* **Extrait**
------------------------------------------------------------------------

C'était au mois de février 1801. La liste des républicains avait réuni la majorité dans les élections pour la présidence et la viceprésidence; mais Jefferson et Burr, leurs deux candidats, ayant obtenu exactement le même nombre de voix, la chambre des représentans se trouvait appelée à choisir le président entre les deux élus. Le sentiment public désignait impérieusement Jefferson; mais les fédéralistes, qui disposaient dans la chambre du vote de la moitié des états, étaient décidés à l'écarter. Depuis plusieurs jours, ils tenaient l'élection en suspens par leur obstination à voter pour le colonel Burr, se proposant, disait-on, de déférer le pouvoir à un président temporaire du sénat dans le cas où ils parviendraient à empêcher une élection régulière. Jefferson se rendit chez le président John Adams pour le supplier d'opposer son veto à un acte d'usurpation qui pouvait conduire à la guerre civile. John Adams l'accueillit fort mal. « Monsieur, lui dit-il avec véhémence, votre sort est entre vos mains. Vous n'avez qu'un mot à dire promettez de faire justice aux créanciers de l'état, de maintenir la marine, de ne pas déplacer les fonctionnaires, et le pouvoir vous sera remis aussitôt. Nous savons que c'est le désir du peuple. -Monsieur Adams, ré

(1) Voyez sur les théories de Jefferson et sur la Formation du parti démocratique aux États-Unis la Revue des Deux Mondes du 15 mai 1858; voyez aussi la première partie de cette étude dans la livraison du 1er avril 1857.

------------------------------------------------------------------------

* **Objectif visé**
D'après l'extrait, quels étaient les deux candidats républicains qui avaient obtenu exactement le même nombre de voix ?

* **Données affichées**

------------------------------------------------------------------------

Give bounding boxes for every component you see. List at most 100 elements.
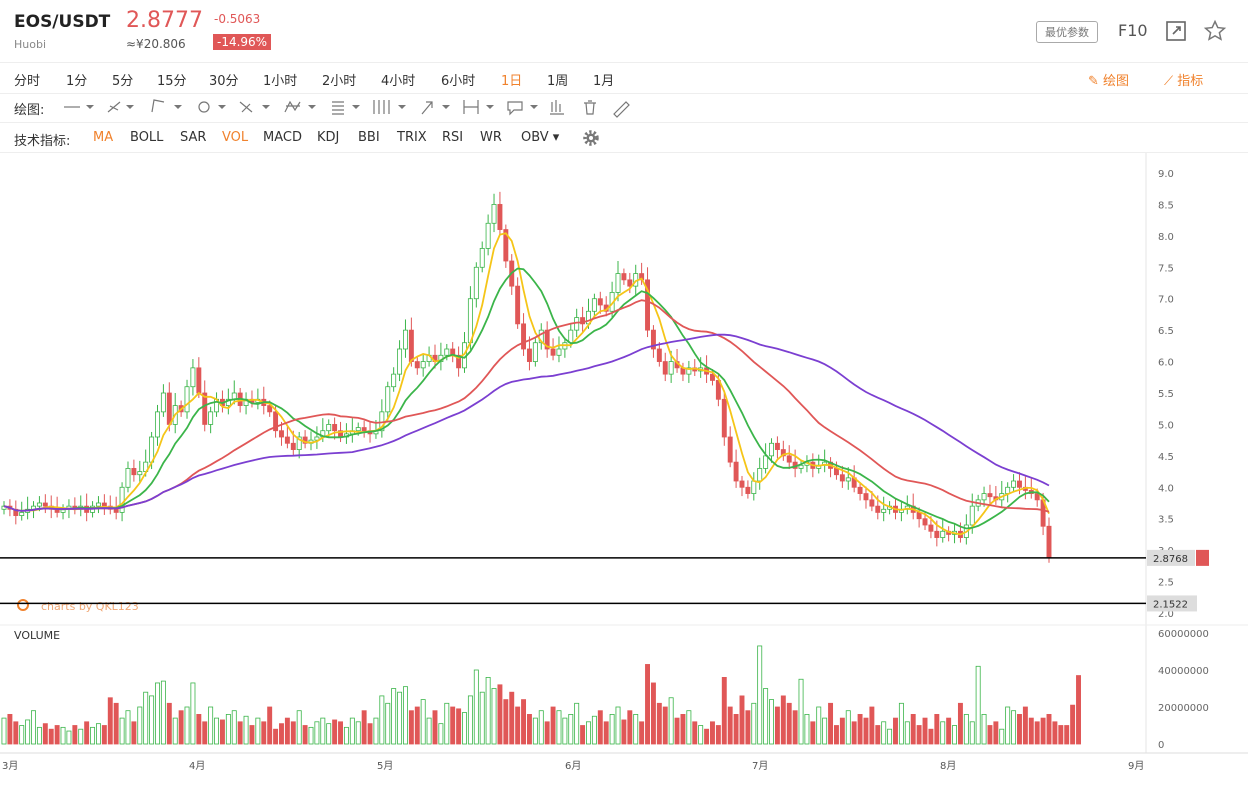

------------------------------------------------------------------------

* **Réponse attendue**
Jefferson et Burr.